WHAT IS BEING ASKED. Extract each line holding the word "Illustrissima" from the entries.

ENTRIES.
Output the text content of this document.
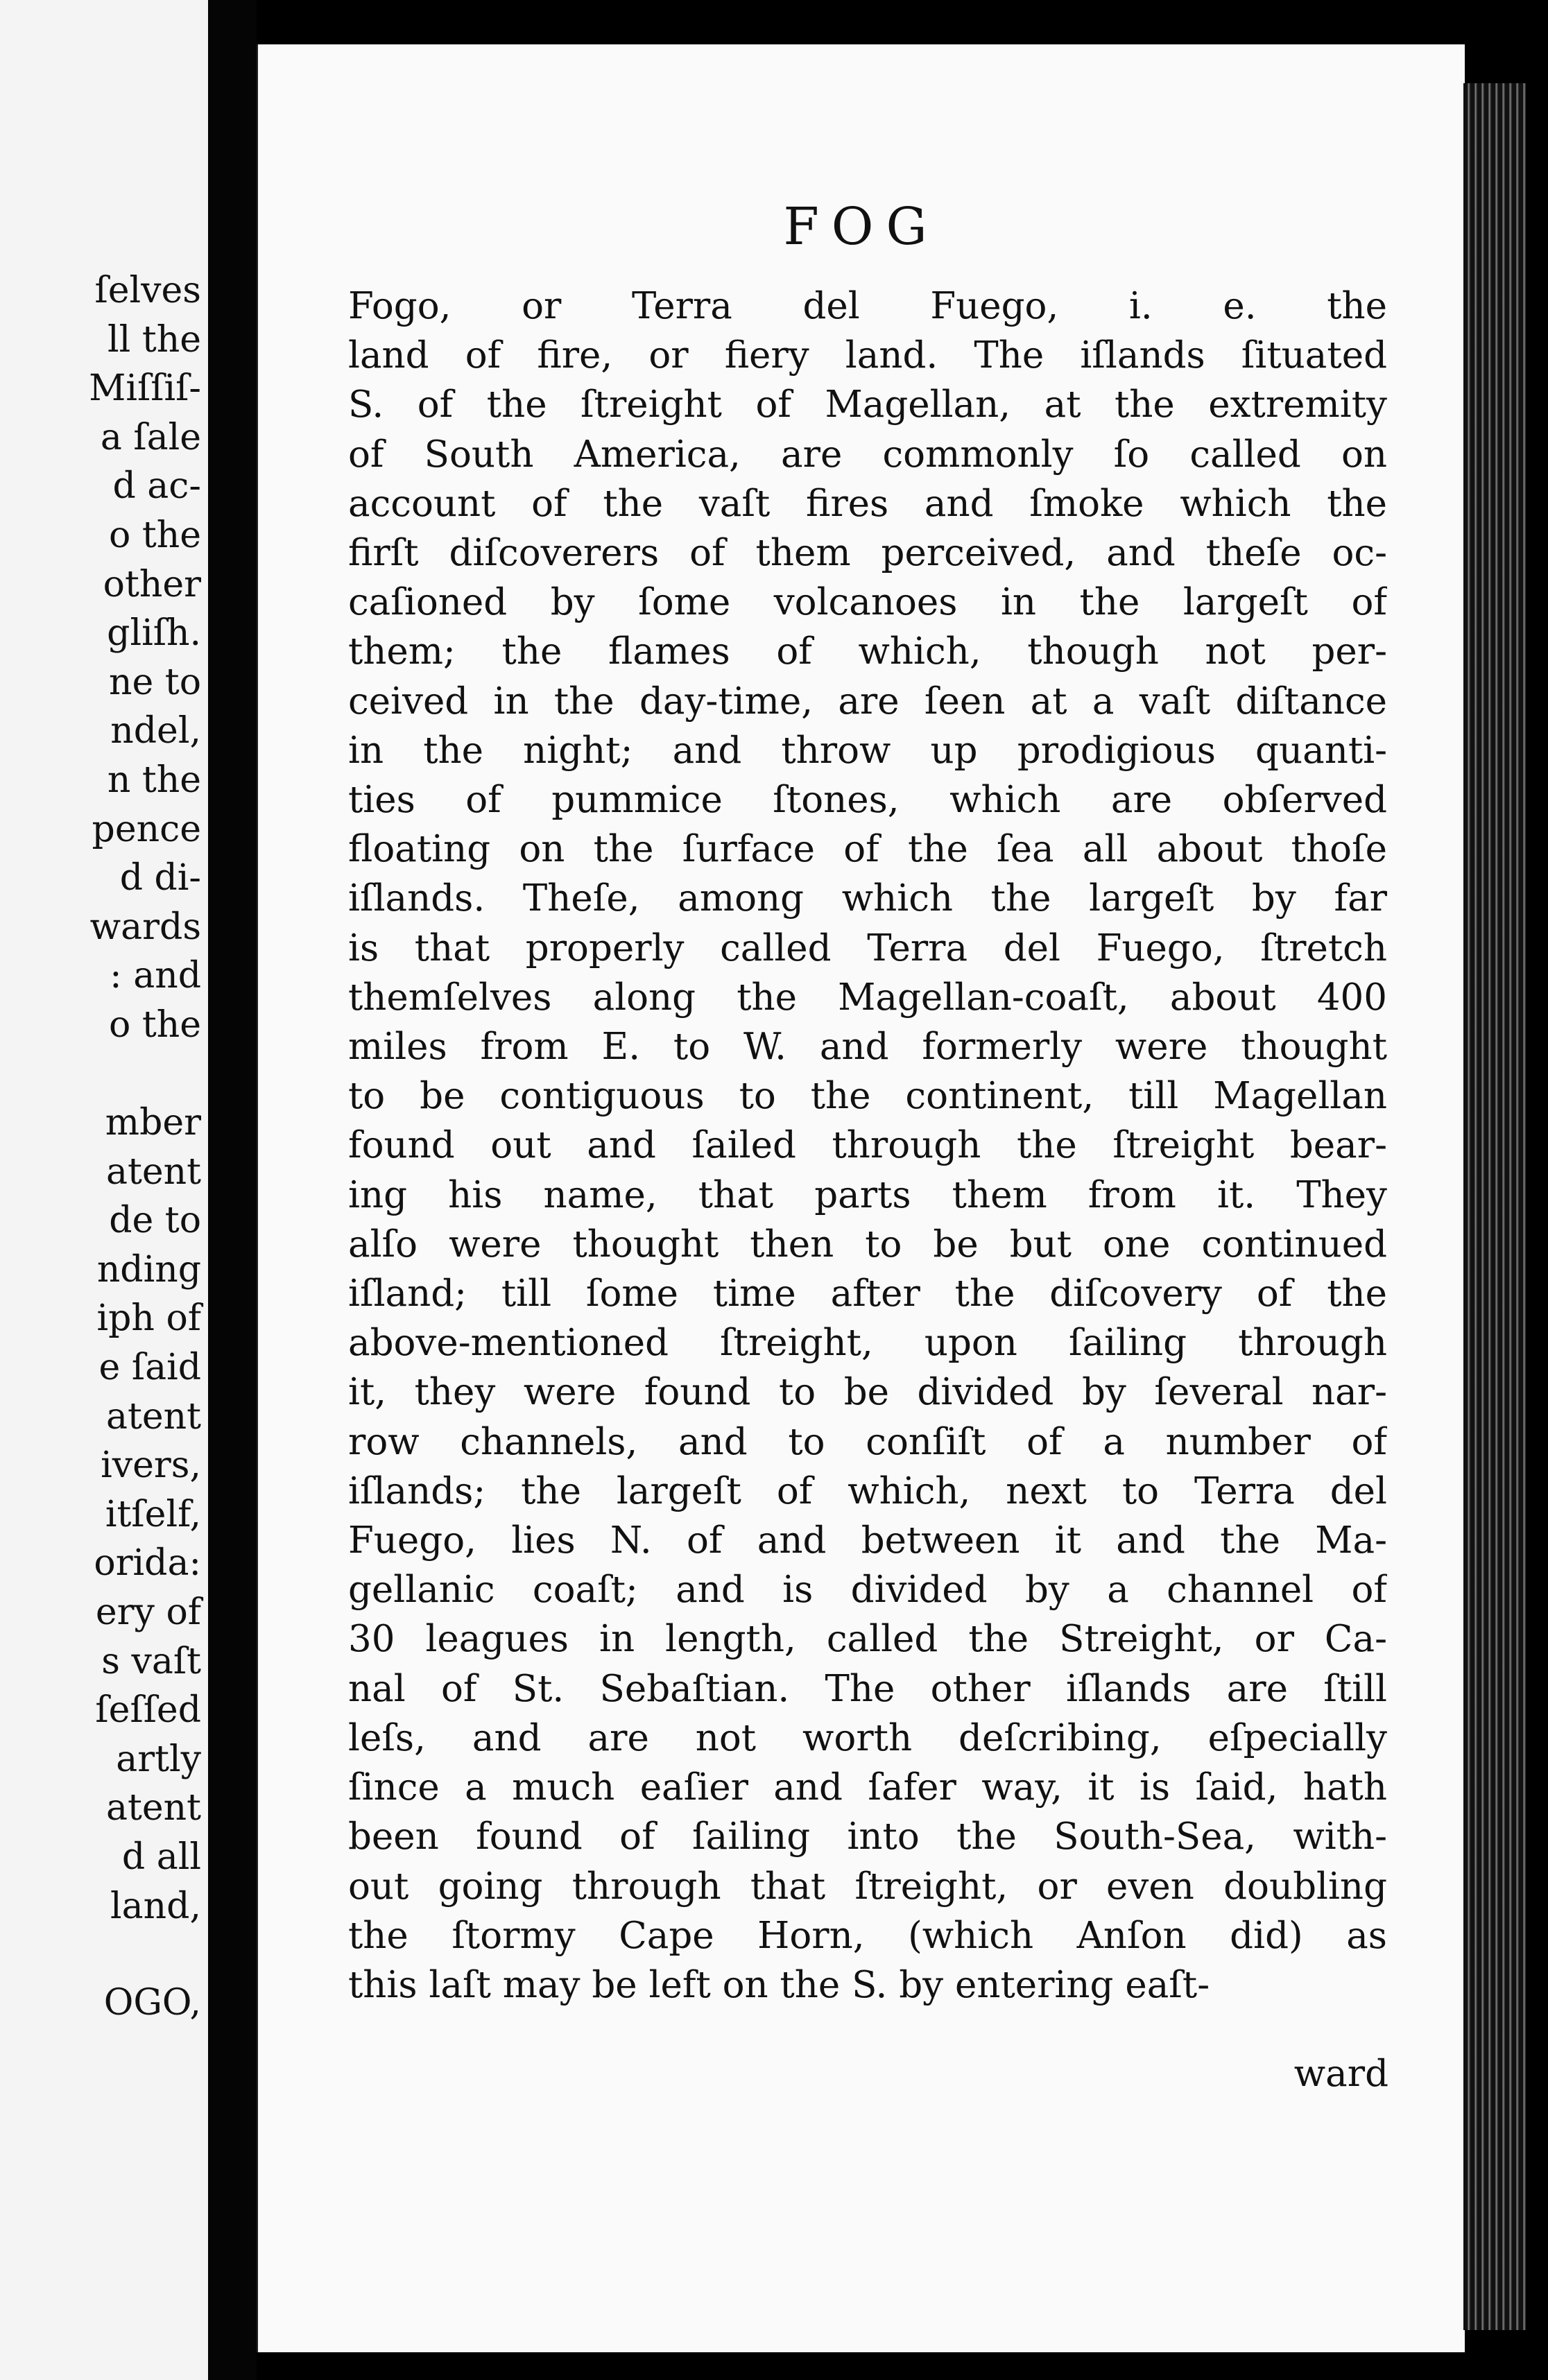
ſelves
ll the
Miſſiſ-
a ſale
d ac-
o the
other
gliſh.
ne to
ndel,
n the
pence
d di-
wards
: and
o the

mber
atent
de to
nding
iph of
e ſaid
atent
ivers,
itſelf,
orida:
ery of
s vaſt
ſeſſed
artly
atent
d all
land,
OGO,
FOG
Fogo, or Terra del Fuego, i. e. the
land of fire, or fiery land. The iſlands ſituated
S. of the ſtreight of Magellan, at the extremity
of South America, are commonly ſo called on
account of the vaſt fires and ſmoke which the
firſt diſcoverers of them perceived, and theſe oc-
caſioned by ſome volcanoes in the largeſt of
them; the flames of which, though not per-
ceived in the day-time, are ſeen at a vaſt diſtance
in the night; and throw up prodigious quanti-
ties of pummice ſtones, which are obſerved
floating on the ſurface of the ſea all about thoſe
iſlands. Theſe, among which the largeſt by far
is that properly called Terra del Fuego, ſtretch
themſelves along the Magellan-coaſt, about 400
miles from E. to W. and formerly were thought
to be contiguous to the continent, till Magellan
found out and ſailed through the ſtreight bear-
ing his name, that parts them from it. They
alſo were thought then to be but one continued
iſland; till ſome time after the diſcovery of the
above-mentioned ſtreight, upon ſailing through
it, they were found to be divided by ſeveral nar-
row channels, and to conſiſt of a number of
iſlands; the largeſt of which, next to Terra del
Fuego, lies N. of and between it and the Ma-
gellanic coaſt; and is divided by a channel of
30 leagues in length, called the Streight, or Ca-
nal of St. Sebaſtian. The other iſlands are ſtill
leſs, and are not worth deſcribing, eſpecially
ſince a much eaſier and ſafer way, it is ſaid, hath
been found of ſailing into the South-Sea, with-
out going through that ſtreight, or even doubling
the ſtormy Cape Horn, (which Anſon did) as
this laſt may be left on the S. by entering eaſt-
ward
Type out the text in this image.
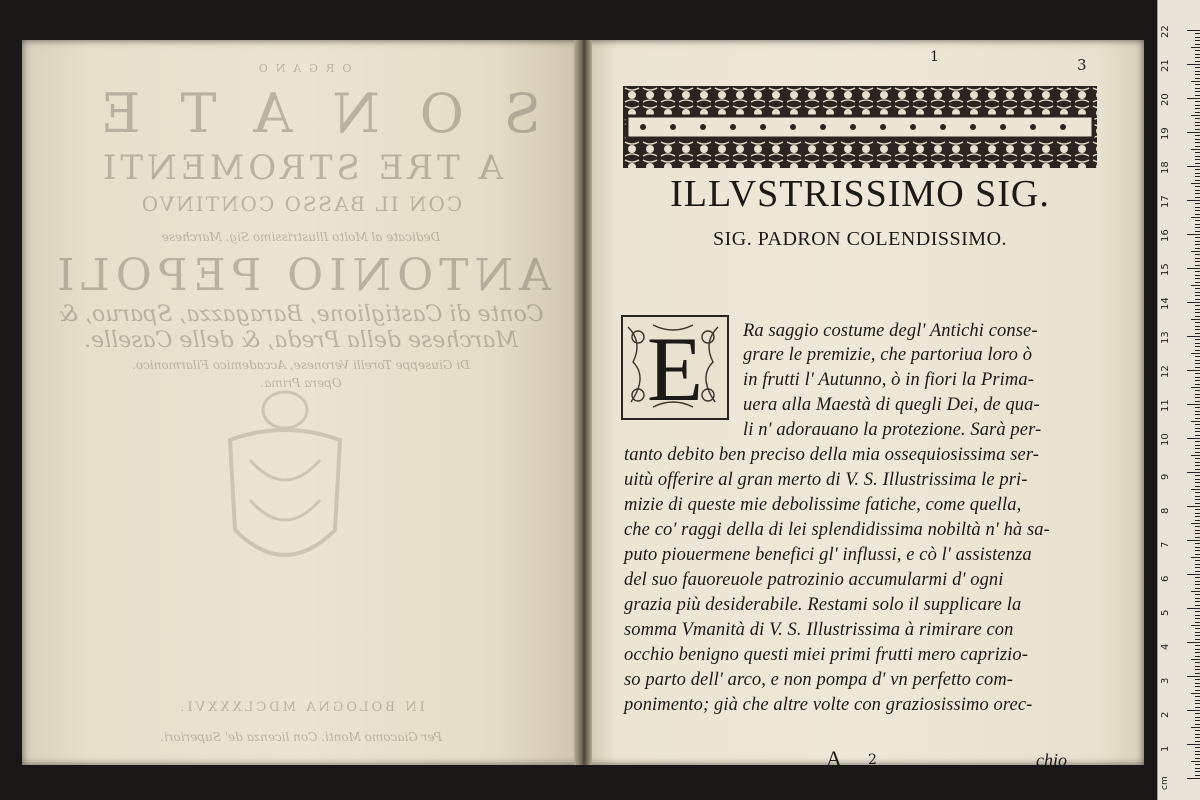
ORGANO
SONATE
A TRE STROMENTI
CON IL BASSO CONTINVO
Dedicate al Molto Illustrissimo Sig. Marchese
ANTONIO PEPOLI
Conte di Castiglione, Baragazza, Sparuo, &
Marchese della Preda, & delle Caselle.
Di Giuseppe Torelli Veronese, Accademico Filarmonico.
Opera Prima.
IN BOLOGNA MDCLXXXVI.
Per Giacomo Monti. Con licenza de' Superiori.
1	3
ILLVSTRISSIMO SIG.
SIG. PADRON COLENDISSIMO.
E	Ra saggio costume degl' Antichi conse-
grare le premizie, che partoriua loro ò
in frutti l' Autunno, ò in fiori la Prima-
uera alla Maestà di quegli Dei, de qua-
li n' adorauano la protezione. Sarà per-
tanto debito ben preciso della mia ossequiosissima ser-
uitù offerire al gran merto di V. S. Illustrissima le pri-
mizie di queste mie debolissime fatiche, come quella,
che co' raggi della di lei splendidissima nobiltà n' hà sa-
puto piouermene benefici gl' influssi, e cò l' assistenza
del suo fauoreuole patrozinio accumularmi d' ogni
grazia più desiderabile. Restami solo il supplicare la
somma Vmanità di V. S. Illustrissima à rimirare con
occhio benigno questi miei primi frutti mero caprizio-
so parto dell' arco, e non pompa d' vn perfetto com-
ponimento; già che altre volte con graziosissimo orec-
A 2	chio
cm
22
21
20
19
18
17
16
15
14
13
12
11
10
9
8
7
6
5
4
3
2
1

TASK SOLUTION.
uitù offerire al gran merto di V. S. Illustrissima le pri-
somma Vmanità di V. S. Illustrissima à rimirare con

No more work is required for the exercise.